Exercise requirements:
(1) Rewrite the part of the Moana RTX text between "Moana RTX: What’s" and "Disney BRDF working.", inclusive, with "Disney BRDF" replaced by "Principled BSDF".
(2) Answer these questions from the Moana RTX text:
(a) What kind of env-map should the scene have, though the code doesn't use one yet?
(b) Where in particular does the model contain its accent quad-lights?
(c) What will have to be re-added once the env-map is HDR again?
─── Excerpted text ───
Moana RTX: What’s (still) Missing

OK, with all this implemented, what’s still missing? A lot, actually:

  • Disney BRDF: The current material model I have is “either it’s Dielectric, or it’s Lambertian” – for this particular model that’s actually not too far off, since most of the matrials are actually configured to look pretty much like that. However, it would still be useful to have the full Disney BRDF working.
  • HDR Env-map: The env-map should be HDR, but in the code above isn’t – I did have that in the past, but then took the EXR loader out to avoid some windows issues…
  • Quad Lights: The model contains a lot of “accent (quad-)lights”, in particular over the beaches; and these give the scene a nice reddish-warm “glow” that makes it look totally different. In the code above the light geometry is already separated from the surface geometry (else they show up as annoying white quads all over the place); but in the code above they’re not yet used. Given the large number of them one has to do some importance sampling, for which I have in the past used some reservoir sampling…. but that code got lost somewhere, so isn’t hooked up right now.
  • Next-event Estimation and MIS: Right now the path tracer just traces a ray until it hits a light source; and for the LDR envmap that works just well … but the moment I’ll make that envmap be HDR again that’ll get noisy… so will have to (re-)add some NEE and MIS.
─── Information shown ───
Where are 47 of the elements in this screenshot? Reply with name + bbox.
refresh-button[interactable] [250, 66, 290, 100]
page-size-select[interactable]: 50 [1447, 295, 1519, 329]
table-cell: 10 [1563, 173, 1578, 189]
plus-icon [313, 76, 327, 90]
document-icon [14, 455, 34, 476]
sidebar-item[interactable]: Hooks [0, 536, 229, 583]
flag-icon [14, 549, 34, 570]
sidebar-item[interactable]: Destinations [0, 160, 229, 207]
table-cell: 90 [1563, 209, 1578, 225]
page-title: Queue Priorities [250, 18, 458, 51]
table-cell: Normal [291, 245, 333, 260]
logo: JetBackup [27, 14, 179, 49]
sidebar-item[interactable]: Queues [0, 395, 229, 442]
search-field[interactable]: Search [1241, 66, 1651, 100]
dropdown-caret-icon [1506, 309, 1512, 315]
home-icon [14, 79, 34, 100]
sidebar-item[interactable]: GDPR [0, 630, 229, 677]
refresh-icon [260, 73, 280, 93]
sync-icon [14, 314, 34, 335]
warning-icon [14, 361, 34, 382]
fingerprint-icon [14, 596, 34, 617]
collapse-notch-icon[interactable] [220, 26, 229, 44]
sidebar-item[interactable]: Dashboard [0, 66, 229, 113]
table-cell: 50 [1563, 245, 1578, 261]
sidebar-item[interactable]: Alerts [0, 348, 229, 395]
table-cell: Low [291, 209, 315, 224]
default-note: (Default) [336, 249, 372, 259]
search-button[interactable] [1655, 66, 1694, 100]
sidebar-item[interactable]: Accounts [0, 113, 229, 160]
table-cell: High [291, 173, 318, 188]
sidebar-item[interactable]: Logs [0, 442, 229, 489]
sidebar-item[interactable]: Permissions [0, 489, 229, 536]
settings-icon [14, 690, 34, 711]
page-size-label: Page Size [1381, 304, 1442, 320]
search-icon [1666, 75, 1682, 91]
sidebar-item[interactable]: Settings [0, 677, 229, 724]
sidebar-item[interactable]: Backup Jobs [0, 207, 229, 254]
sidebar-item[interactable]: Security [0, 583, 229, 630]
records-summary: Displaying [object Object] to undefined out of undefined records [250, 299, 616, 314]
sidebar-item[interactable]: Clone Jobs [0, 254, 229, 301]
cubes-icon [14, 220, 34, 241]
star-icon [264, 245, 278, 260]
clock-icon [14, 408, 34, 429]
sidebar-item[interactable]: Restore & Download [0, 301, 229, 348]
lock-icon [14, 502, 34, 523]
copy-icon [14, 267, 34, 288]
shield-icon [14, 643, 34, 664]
───
Numbered responses:
(1)
Moana RTX: What’s (still) Missing

OK, with all this implemented, what’s still missing? A lot, actually:

  • Principled BSDF: The current material model I have is “either it’s Dielectric, or it’s Lambertian” – for this particular model that’s actually not too far off, since most of the matrials are actually configured to look pretty much like that. However, it would still be useful to have the full Principled BSDF working.

(2)
(a) The env-map should be HDR.
(b) The accent quad-lights are in particular over the beaches.
(c) NEE and MIS will have to be re-added.